## [DATA TO PROCESS]
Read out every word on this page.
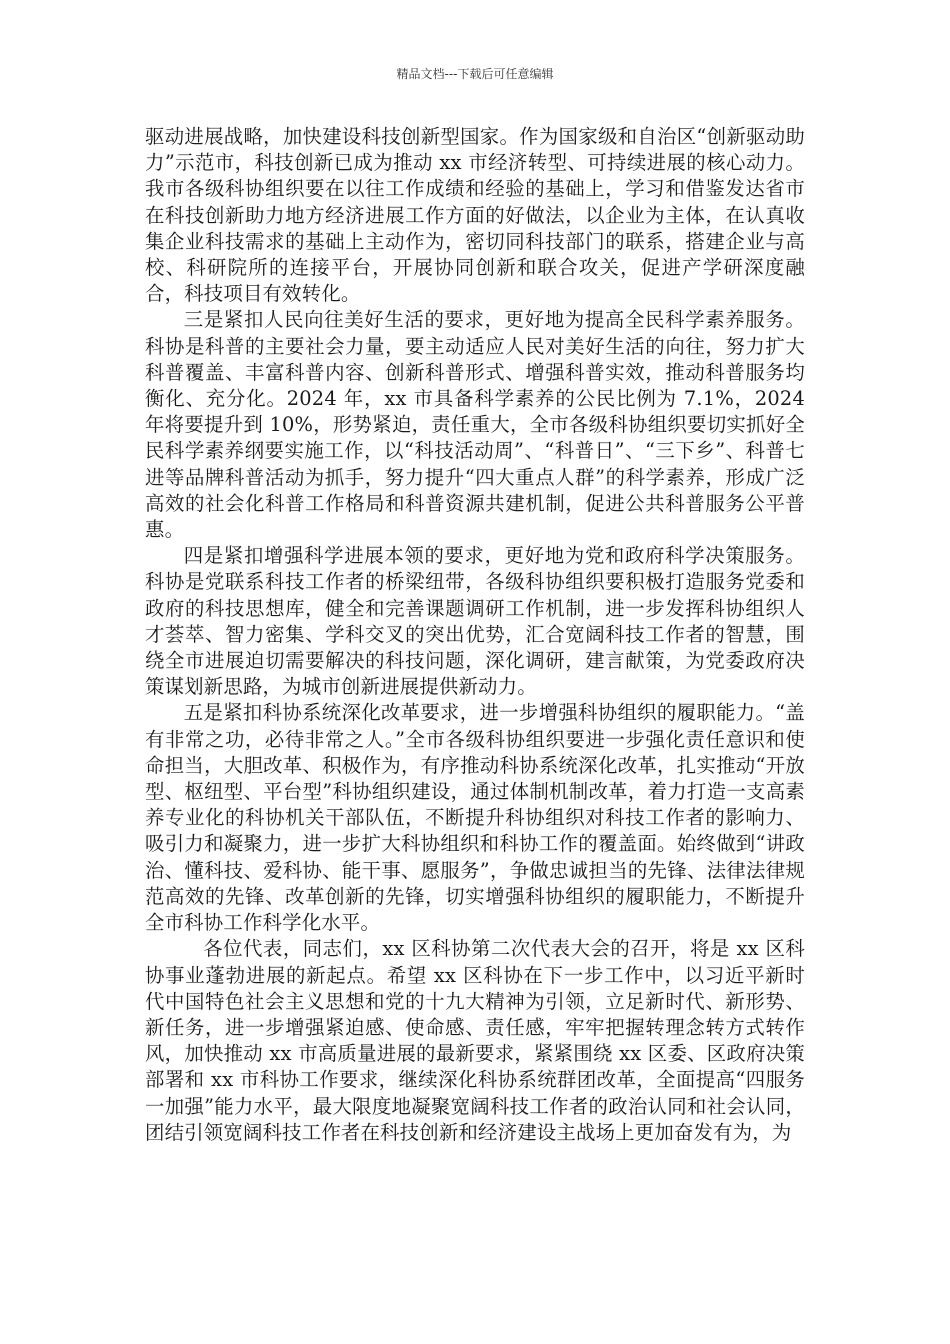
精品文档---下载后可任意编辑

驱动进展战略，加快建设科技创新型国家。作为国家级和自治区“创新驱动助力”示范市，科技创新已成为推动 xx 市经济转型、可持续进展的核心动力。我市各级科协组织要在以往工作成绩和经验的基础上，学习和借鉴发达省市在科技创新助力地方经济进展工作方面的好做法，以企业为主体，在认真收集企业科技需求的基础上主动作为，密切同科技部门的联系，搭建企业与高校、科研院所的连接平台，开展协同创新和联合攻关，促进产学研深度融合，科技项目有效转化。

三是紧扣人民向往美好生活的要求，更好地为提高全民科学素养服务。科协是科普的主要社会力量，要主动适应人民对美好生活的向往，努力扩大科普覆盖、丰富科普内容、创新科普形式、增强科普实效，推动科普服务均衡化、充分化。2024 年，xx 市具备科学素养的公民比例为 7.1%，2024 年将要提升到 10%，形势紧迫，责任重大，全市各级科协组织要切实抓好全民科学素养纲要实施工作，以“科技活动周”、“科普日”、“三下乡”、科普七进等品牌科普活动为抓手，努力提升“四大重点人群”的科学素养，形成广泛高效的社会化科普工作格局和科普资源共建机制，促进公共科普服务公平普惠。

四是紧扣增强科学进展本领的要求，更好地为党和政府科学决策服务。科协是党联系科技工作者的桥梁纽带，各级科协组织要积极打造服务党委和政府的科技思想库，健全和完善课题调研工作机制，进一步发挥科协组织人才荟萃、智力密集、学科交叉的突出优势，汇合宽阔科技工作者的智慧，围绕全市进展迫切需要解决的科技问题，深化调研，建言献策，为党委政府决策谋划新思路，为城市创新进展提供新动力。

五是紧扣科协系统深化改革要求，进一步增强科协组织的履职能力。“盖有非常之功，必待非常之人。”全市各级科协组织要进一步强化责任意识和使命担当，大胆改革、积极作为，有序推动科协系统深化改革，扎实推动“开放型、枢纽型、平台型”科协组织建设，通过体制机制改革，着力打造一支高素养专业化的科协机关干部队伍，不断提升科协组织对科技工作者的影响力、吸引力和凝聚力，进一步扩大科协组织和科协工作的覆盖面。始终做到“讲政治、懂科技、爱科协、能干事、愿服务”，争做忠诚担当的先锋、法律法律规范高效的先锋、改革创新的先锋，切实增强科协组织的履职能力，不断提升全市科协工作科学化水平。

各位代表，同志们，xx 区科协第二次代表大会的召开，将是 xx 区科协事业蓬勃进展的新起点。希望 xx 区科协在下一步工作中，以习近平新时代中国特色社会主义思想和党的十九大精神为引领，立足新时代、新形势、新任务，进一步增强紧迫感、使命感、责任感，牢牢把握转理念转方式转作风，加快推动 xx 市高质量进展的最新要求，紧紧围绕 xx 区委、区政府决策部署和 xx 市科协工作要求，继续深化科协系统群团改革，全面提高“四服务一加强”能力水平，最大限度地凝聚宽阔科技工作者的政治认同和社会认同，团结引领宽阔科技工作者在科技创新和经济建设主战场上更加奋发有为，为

## [WHAT YOU NEED TO DO]
Drop the images and quote the entries word for word.

## [CORRECT RESPONSE]
Read out every word on this page.
精品文档---下载后可任意编辑

驱动进展战略，加快建设科技创新型国家。作为国家级和自治区“创新驱动助力”示范市，科技创新已成为推动 xx 市经济转型、可持续进展的核心动力。我市各级科协组织要在以往工作成绩和经验的基础上，学习和借鉴发达省市在科技创新助力地方经济进展工作方面的好做法，以企业为主体，在认真收集企业科技需求的基础上主动作为，密切同科技部门的联系，搭建企业与高校、科研院所的连接平台，开展协同创新和联合攻关，促进产学研深度融合，科技项目有效转化。

三是紧扣人民向往美好生活的要求，更好地为提高全民科学素养服务。科协是科普的主要社会力量，要主动适应人民对美好生活的向往，努力扩大科普覆盖、丰富科普内容、创新科普形式、增强科普实效，推动科普服务均衡化、充分化。2024 年，xx 市具备科学素养的公民比例为 7.1%，2024 年将要提升到 10%，形势紧迫，责任重大，全市各级科协组织要切实抓好全民科学素养纲要实施工作，以“科技活动周”、“科普日”、“三下乡”、科普七进等品牌科普活动为抓手，努力提升“四大重点人群”的科学素养，形成广泛高效的社会化科普工作格局和科普资源共建机制，促进公共科普服务公平普惠。

四是紧扣增强科学进展本领的要求，更好地为党和政府科学决策服务。科协是党联系科技工作者的桥梁纽带，各级科协组织要积极打造服务党委和政府的科技思想库，健全和完善课题调研工作机制，进一步发挥科协组织人才荟萃、智力密集、学科交叉的突出优势，汇合宽阔科技工作者的智慧，围绕全市进展迫切需要解决的科技问题，深化调研，建言献策，为党委政府决策谋划新思路，为城市创新进展提供新动力。

五是紧扣科协系统深化改革要求，进一步增强科协组织的履职能力。“盖有非常之功，必待非常之人。”全市各级科协组织要进一步强化责任意识和使命担当，大胆改革、积极作为，有序推动科协系统深化改革，扎实推动“开放型、枢纽型、平台型”科协组织建设，通过体制机制改革，着力打造一支高素养专业化的科协机关干部队伍，不断提升科协组织对科技工作者的影响力、吸引力和凝聚力，进一步扩大科协组织和科协工作的覆盖面。始终做到“讲政治、懂科技、爱科协、能干事、愿服务”，争做忠诚担当的先锋、法律法律规范高效的先锋、改革创新的先锋，切实增强科协组织的履职能力，不断提升全市科协工作科学化水平。

各位代表，同志们，xx 区科协第二次代表大会的召开，将是 xx 区科协事业蓬勃进展的新起点。希望 xx 区科协在下一步工作中，以习近平新时代中国特色社会主义思想和党的十九大精神为引领，立足新时代、新形势、新任务，进一步增强紧迫感、使命感、责任感，牢牢把握转理念转方式转作风，加快推动 xx 市高质量进展的最新要求，紧紧围绕 xx 区委、区政府决策部署和 xx 市科协工作要求，继续深化科协系统群团改革，全面提高“四服务一加强”能力水平，最大限度地凝聚宽阔科技工作者的政治认同和社会认同，团结引领宽阔科技工作者在科技创新和经济建设主战场上更加奋发有为，为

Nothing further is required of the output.